### STATED EXERCISE
Format the stretch from the line containing "y-tick-label: 0,4 (62, 216, 90, 237)" through the line containing "y-tick-label: 0,20 (725, 274, 764, 295)" as a Markdown table with the columns No. and Line, numbering each row and leaving out blank lines.

==== LISTED RECORDS

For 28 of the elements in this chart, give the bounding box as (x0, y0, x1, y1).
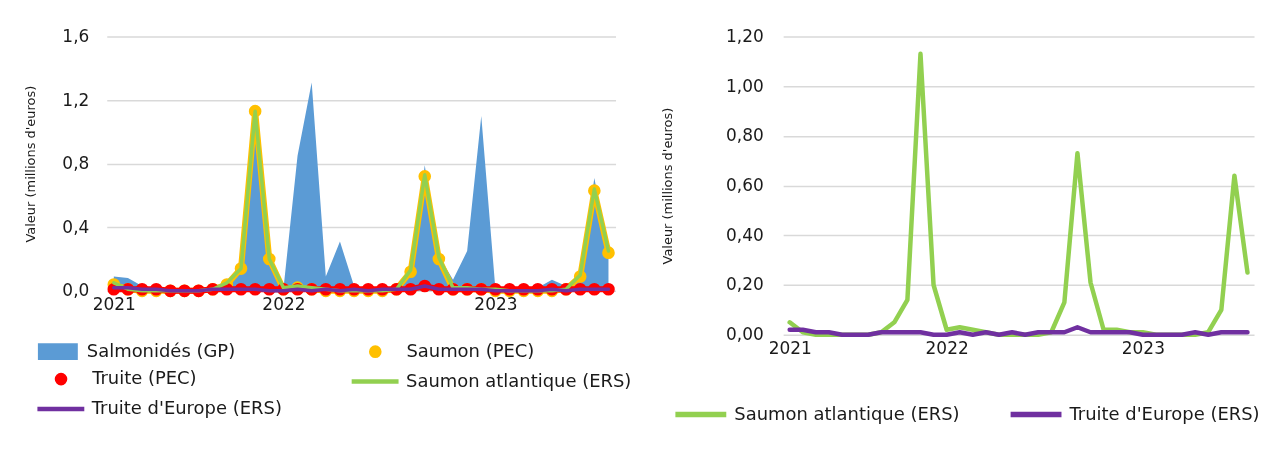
y-tick-label: 0,4 (62, 216, 90, 237)
y-tick-label: 0,8 (62, 153, 90, 174)
legend-label: Truite (PEC) (91, 367, 197, 389)
x-tick-label: 2022 (925, 338, 969, 359)
y-axis-title: Valeur (millions d'euros) (660, 107, 676, 265)
y-tick-label: 1,6 (62, 25, 90, 46)
x-tick-label: 2023 (1121, 338, 1165, 359)
y-tick-label: 1,00 (725, 75, 764, 96)
x-tick-label: 2022 (262, 294, 306, 315)
y-tick-label: 0,60 (725, 175, 764, 196)
y-tick-label: 0,20 (725, 274, 764, 295)
line-series (787, 325, 1250, 337)
y-axis-title: Valeur (millions d'euros) (23, 85, 39, 243)
x-tick-label: 2023 (474, 294, 518, 315)
legend-label: Saumon atlantique (ERS) (406, 369, 632, 391)
x-tick-label: 2021 (92, 294, 136, 315)
legend-label: Saumon atlantique (ERS) (734, 402, 960, 424)
y-tick-label: 0,80 (725, 125, 764, 146)
legend-label: Saumon (PEC) (406, 339, 535, 361)
legend-label: Truite d'Europe (ERS) (90, 397, 282, 419)
y-tick-label: 0,00 (725, 324, 764, 345)
y-tick-label: 1,20 (725, 25, 764, 46)
y-tick-label: 0,40 (725, 224, 764, 245)
y-tick-label: 0,0 (62, 280, 90, 301)
legend-label: Truite d'Europe (ERS) (1068, 402, 1260, 424)
x-tick-label: 2021 (768, 338, 812, 359)
legend-label: Salmonidés (GP) (86, 339, 236, 361)
y-tick-label: 1,2 (62, 89, 90, 110)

========

### SOLVED EXERCISE
| No. | Line |
|---|---|
| 1 | y-tick-label: 0,4 (62, 216, 90, 237) |
| 2 | y-tick-label: 0,8 (62, 153, 90, 174) |
| 3 | legend-label: Truite (PEC) (91, 367, 197, 389) |
| 4 | x-tick-label: 2022 (925, 338, 969, 359) |
| 5 | y-axis-title: Valeur (millions d'euros) (660, 107, 676, 265) |
| 6 | y-tick-label: 1,6 (62, 25, 90, 46) |
| 7 | x-tick-label: 2023 (1121, 338, 1165, 359) |
| 8 | y-tick-label: 1,00 (725, 75, 764, 96) |
| 9 | x-tick-label: 2022 (262, 294, 306, 315) |
| 10 | y-tick-label: 0,60 (725, 175, 764, 196) |
| 11 | y-tick-label: 0,20 (725, 274, 764, 295) |